### DATA LISTING
--

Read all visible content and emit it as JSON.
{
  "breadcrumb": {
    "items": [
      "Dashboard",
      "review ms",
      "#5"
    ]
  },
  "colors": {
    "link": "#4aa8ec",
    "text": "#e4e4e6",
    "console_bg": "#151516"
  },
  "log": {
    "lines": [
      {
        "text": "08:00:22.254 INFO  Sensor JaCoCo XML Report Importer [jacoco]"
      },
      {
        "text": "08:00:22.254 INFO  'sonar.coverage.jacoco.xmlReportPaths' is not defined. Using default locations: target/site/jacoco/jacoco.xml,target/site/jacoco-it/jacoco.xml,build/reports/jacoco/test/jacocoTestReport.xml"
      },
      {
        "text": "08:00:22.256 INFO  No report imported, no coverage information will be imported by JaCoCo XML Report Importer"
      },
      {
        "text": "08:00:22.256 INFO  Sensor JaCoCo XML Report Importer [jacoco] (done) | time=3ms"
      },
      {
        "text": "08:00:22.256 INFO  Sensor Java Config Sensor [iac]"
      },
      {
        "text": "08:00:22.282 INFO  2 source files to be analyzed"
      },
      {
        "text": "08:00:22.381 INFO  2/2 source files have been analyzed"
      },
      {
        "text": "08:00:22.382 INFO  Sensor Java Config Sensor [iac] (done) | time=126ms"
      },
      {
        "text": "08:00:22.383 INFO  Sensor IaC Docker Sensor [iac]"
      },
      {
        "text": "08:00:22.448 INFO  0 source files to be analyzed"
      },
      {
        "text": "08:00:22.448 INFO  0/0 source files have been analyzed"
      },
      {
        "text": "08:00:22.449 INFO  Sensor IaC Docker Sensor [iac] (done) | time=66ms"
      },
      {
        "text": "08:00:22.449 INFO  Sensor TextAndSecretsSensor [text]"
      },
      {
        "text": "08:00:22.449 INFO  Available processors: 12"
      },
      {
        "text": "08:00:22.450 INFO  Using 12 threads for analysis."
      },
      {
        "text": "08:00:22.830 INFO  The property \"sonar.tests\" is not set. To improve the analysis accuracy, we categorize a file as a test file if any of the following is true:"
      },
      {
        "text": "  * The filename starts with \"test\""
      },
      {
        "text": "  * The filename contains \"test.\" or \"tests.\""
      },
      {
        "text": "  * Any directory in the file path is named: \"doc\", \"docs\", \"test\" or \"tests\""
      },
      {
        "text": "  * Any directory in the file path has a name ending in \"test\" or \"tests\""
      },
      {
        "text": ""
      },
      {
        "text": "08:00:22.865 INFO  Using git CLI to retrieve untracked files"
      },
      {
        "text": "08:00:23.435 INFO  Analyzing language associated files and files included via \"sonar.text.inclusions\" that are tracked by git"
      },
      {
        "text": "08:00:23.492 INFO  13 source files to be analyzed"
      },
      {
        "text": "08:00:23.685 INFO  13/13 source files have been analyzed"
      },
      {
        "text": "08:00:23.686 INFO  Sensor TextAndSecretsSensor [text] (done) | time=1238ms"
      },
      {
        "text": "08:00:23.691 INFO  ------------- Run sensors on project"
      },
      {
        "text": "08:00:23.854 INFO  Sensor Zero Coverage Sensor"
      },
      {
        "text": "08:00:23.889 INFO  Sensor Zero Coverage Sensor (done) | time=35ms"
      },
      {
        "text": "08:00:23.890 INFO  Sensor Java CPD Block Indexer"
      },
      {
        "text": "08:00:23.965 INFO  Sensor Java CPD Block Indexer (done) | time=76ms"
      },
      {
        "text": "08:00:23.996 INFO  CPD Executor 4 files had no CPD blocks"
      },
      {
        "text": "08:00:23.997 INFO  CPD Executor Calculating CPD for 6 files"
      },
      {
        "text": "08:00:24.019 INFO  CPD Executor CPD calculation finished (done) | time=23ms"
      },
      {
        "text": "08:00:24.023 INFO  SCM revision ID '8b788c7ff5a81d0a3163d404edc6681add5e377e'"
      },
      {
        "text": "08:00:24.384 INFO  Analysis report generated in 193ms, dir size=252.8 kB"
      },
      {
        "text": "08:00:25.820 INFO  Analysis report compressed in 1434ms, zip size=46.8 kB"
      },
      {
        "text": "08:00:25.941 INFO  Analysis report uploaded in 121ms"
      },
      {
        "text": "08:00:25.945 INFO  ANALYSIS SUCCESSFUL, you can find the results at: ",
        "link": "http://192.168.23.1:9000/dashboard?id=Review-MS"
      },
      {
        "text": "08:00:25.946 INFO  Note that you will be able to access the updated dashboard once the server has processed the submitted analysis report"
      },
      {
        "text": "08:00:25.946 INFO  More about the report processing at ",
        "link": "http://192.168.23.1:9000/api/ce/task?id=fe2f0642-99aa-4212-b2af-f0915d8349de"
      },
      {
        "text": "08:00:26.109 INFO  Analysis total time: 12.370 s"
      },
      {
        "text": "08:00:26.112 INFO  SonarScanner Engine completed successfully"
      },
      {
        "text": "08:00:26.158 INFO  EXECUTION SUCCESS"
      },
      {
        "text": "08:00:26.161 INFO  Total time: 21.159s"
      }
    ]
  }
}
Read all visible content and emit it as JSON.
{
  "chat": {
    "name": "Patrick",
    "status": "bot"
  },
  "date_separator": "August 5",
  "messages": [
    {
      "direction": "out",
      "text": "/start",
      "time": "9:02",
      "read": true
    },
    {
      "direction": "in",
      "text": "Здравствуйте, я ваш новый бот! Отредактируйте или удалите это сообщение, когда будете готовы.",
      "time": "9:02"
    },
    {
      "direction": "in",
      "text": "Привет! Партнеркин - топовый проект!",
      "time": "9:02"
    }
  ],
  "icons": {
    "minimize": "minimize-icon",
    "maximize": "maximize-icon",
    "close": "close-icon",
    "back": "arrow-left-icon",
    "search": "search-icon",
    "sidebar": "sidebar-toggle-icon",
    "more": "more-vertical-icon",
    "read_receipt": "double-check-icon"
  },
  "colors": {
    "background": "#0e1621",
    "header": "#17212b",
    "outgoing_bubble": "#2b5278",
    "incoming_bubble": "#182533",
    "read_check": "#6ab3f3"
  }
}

--

### AIM
Each line of the listing should be echoed back exactly.

### EXPECTED ANSWER
Read all visible content and emit it as JSON.
{
  "breadcrumb": {
    "items": [
      "Dashboard",
      "review ms",
      "#5"
    ]
  },
  "colors": {
    "link": "#4aa8ec",
    "text": "#e4e4e6",
    "console_bg": "#151516"
  },
  "log": {
    "lines": [
      {
        "text": "08:00:22.254 INFO  Sensor JaCoCo XML Report Importer [jacoco]"
      },
      {
        "text": "08:00:22.254 INFO  'sonar.coverage.jacoco.xmlReportPaths' is not defined. Using default locations: target/site/jacoco/jacoco.xml,target/site/jacoco-it/jacoco.xml,build/reports/jacoco/test/jacocoTestReport.xml"
      },
      {
        "text": "08:00:22.256 INFO  No report imported, no coverage information will be imported by JaCoCo XML Report Importer"
      },
      {
        "text": "08:00:22.256 INFO  Sensor JaCoCo XML Report Importer [jacoco] (done) | time=3ms"
      },
      {
        "text": "08:00:22.256 INFO  Sensor Java Config Sensor [iac]"
      },
      {
        "text": "08:00:22.282 INFO  2 source files to be analyzed"
      },
      {
        "text": "08:00:22.381 INFO  2/2 source files have been analyzed"
      },
      {
        "text": "08:00:22.382 INFO  Sensor Java Config Sensor [iac] (done) | time=126ms"
      },
      {
        "text": "08:00:22.383 INFO  Sensor IaC Docker Sensor [iac]"
      },
      {
        "text": "08:00:22.448 INFO  0 source files to be analyzed"
      },
      {
        "text": "08:00:22.448 INFO  0/0 source files have been analyzed"
      },
      {
        "text": "08:00:22.449 INFO  Sensor IaC Docker Sensor [iac] (done) | time=66ms"
      },
      {
        "text": "08:00:22.449 INFO  Sensor TextAndSecretsSensor [text]"
      },
      {
        "text": "08:00:22.449 INFO  Available processors: 12"
      },
      {
        "text": "08:00:22.450 INFO  Using 12 threads for analysis."
      },
      {
        "text": "08:00:22.830 INFO  The property \"sonar.tests\" is not set. To improve the analysis accuracy, we categorize a file as a test file if any of the following is true:"
      },
      {
        "text": "  * The filename starts with \"test\""
      },
      {
        "text": "  * The filename contains \"test.\" or \"tests.\""
      },
      {
        "text": "  * Any directory in the file path is named: \"doc\", \"docs\", \"test\" or \"tests\""
      },
      {
        "text": "  * Any directory in the file path has a name ending in \"test\" or \"tests\""
      },
      {
        "text": ""
      },
      {
        "text": "08:00:22.865 INFO  Using git CLI to retrieve untracked files"
      },
      {
        "text": "08:00:23.435 INFO  Analyzing language associated files and files included via \"sonar.text.inclusions\" that are tracked by git"
      },
      {
        "text": "08:00:23.492 INFO  13 source files to be analyzed"
      },
      {
        "text": "08:00:23.685 INFO  13/13 source files have been analyzed"
      },
      {
        "text": "08:00:23.686 INFO  Sensor TextAndSecretsSensor [text] (done) | time=1238ms"
      },
      {
        "text": "08:00:23.691 INFO  ------------- Run sensors on project"
      },
      {
        "text": "08:00:23.854 INFO  Sensor Zero Coverage Sensor"
      },
      {
        "text": "08:00:23.889 INFO  Sensor Zero Coverage Sensor (done) | time=35ms"
      },
      {
        "text": "08:00:23.890 INFO  Sensor Java CPD Block Indexer"
      },
      {
        "text": "08:00:23.965 INFO  Sensor Java CPD Block Indexer (done) | time=76ms"
      },
      {
        "text": "08:00:23.996 INFO  CPD Executor 4 files had no CPD blocks"
      },
      {
        "text": "08:00:23.997 INFO  CPD Executor Calculating CPD for 6 files"
      },
      {
        "text": "08:00:24.019 INFO  CPD Executor CPD calculation finished (done) | time=23ms"
      },
      {
        "text": "08:00:24.023 INFO  SCM revision ID '8b788c7ff5a81d0a3163d404edc6681add5e377e'"
      },
      {
        "text": "08:00:24.384 INFO  Analysis report generated in 193ms, dir size=252.8 kB"
      },
      {
        "text": "08:00:25.820 INFO  Analysis report compressed in 1434ms, zip size=46.8 kB"
      },
      {
        "text": "08:00:25.941 INFO  Analysis report uploaded in 121ms"
      },
      {
        "text": "08:00:25.945 INFO  ANALYSIS SUCCESSFUL, you can find the results at: ",
        "link": "http://192.168.23.1:9000/dashboard?id=Review-MS"
      },
      {
        "text": "08:00:25.946 INFO  Note that you will be able to access the updated dashboard once the server has processed the submitted analysis report"
      },
      {
        "text": "08:00:25.946 INFO  More about the report processing at ",
        "link": "http://192.168.23.1:9000/api/ce/task?id=fe2f0642-99aa-4212-b2af-f0915d8349de"
      },
      {
        "text": "08:00:26.109 INFO  Analysis total time: 12.370 s"
      },
      {
        "text": "08:00:26.112 INFO  SonarScanner Engine completed successfully"
      },
      {
        "text": "08:00:26.158 INFO  EXECUTION SUCCESS"
      },
      {
        "text": "08:00:26.161 INFO  Total time: 21.159s"
      }
    ]
  }
}
Read all visible content and emit it as JSON.
{
  "chat": {
    "name": "Patrick",
    "status": "bot"
  },
  "date_separator": "August 5",
  "messages": [
    {
      "direction": "out",
      "text": "/start",
      "time": "9:02",
      "read": true
    },
    {
      "direction": "in",
      "text": "Здравствуйте, я ваш новый бот! Отредактируйте или удалите это сообщение, когда будете готовы.",
      "time": "9:02"
    },
    {
      "direction": "in",
      "text": "Привет! Партнеркин - топовый проект!",
      "time": "9:02"
    }
  ],
  "icons": {
    "minimize": "minimize-icon",
    "maximize": "maximize-icon",
    "close": "close-icon",
    "back": "arrow-left-icon",
    "search": "search-icon",
    "sidebar": "sidebar-toggle-icon",
    "more": "more-vertical-icon",
    "read_receipt": "double-check-icon"
  },
  "colors": {
    "background": "#0e1621",
    "header": "#17212b",
    "outgoing_bubble": "#2b5278",
    "incoming_bubble": "#182533",
    "read_check": "#6ab3f3"
  }
}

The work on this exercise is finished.